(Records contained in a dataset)

■ ■ ■

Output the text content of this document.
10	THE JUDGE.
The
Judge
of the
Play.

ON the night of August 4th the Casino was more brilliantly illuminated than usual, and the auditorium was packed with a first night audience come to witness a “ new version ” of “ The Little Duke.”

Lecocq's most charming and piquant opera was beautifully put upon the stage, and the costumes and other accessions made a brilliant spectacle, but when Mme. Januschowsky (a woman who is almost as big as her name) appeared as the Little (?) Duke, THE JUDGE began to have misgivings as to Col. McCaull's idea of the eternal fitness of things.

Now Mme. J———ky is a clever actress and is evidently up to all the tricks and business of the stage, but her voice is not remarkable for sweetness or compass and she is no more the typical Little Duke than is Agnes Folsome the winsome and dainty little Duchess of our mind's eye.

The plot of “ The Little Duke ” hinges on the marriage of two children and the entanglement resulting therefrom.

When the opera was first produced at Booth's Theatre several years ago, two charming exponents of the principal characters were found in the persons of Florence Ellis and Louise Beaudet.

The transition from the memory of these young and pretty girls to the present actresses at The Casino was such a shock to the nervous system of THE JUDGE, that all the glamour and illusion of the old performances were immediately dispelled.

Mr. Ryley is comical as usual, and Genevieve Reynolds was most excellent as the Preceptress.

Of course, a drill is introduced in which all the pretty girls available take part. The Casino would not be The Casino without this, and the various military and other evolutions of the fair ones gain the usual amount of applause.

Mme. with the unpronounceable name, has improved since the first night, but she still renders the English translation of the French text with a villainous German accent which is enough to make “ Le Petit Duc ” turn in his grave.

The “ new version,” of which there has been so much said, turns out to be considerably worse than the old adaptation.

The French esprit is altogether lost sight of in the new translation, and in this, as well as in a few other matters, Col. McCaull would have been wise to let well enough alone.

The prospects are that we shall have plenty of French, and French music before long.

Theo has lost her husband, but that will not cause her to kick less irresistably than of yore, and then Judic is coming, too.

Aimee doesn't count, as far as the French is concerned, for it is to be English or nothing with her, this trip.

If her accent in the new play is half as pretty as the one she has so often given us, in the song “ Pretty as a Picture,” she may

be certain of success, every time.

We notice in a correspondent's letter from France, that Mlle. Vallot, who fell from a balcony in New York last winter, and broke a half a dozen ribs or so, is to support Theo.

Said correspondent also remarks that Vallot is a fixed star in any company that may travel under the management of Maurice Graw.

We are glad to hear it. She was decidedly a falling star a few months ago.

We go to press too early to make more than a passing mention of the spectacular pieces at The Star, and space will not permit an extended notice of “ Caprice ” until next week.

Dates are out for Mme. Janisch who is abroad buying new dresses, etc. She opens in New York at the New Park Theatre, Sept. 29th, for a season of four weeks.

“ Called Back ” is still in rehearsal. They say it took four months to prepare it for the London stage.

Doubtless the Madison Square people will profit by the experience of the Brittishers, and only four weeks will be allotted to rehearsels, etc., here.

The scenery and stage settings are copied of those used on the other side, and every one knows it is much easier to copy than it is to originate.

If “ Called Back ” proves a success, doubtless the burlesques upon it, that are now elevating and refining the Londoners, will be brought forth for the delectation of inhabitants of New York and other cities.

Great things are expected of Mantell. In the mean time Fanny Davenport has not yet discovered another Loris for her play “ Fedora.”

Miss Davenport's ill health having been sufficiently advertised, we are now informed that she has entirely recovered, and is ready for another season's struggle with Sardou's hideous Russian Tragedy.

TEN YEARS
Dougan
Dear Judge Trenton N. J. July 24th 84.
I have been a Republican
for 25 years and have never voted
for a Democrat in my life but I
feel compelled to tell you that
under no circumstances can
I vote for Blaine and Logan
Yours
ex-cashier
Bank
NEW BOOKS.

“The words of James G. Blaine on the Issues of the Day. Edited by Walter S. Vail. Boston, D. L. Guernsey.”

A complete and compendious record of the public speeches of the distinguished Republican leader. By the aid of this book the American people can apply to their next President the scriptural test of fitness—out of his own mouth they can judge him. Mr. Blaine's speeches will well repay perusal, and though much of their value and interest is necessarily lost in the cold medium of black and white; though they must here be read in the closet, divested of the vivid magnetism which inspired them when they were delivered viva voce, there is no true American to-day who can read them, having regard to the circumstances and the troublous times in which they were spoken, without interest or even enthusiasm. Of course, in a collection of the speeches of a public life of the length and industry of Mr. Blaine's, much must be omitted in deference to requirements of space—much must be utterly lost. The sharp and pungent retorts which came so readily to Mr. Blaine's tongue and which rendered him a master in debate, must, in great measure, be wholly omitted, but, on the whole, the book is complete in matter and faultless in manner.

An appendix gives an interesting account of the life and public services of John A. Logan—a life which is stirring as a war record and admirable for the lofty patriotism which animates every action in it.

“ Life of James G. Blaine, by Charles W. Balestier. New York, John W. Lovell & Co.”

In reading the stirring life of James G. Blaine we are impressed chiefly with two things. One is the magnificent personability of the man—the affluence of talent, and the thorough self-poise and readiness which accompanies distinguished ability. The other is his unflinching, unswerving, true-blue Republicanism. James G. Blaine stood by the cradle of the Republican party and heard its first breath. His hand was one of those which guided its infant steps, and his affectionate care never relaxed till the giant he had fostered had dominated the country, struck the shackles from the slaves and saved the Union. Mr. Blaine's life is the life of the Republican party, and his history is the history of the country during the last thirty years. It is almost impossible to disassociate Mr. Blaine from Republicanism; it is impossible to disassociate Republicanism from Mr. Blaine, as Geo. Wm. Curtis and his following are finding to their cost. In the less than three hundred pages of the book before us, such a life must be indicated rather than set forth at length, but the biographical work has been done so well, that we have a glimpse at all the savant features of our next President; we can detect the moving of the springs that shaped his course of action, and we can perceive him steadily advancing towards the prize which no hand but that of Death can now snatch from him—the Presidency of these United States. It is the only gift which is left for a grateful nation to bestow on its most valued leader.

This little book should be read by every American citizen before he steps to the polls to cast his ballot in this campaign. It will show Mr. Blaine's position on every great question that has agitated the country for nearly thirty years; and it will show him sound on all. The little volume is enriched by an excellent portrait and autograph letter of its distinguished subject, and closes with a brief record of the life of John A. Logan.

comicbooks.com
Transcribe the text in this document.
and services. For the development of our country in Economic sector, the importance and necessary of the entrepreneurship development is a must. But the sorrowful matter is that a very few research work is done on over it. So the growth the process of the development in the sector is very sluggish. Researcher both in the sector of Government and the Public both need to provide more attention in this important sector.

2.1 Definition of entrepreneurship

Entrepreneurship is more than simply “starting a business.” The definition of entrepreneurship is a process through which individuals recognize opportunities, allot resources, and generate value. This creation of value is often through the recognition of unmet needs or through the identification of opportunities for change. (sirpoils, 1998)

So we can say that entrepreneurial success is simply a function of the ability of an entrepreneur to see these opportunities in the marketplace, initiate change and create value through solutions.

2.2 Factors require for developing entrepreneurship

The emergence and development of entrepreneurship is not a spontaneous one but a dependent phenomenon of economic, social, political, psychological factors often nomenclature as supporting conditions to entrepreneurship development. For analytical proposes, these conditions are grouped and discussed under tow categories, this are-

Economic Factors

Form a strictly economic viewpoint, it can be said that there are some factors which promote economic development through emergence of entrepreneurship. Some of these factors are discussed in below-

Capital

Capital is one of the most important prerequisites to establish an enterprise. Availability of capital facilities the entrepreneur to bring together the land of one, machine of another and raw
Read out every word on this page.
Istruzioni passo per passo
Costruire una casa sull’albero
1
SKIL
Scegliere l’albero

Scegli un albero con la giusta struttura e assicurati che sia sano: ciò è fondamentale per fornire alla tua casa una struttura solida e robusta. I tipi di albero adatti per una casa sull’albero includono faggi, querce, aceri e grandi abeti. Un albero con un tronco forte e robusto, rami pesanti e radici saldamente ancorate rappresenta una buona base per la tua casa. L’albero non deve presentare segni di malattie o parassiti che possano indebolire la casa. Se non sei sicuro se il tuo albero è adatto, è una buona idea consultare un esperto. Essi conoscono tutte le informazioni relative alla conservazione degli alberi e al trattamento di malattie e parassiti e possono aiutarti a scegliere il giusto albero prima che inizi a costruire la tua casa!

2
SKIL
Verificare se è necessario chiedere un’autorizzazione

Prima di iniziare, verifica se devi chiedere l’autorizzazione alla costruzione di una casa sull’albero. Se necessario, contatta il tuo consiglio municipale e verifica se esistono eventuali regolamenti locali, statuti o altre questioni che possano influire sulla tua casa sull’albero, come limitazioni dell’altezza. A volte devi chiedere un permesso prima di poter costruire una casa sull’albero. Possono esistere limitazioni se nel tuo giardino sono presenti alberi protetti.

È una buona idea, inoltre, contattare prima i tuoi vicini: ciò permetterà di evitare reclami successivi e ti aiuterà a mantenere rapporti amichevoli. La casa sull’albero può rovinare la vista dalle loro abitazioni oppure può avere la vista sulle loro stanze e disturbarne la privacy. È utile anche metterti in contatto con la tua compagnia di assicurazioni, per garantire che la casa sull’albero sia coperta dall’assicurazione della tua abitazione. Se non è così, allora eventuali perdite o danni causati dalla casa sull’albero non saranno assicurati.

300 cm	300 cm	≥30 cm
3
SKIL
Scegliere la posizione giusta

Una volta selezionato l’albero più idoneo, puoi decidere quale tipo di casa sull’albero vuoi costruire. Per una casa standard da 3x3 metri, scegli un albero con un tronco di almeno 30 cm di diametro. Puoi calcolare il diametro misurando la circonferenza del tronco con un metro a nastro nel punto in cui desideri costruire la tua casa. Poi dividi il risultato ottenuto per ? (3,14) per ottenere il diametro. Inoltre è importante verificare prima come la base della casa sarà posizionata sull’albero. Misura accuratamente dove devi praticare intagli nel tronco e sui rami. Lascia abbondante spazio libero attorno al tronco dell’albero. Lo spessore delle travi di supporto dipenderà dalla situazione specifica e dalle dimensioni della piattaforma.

■ ■ ■

» **Task to carry out**
Pull out each line of the entries that contains "weeks".

» **Right answer**
Dates are out for Mme. Janisch who is abroad buying new dresses, etc. She opens in New York at the New Park Theatre, Sept. 29th, for a season of four weeks.
Doubtless the Madison Square people will profit by the experience of the Brittishers, and only four weeks will be allotted to rehearsels, etc., here.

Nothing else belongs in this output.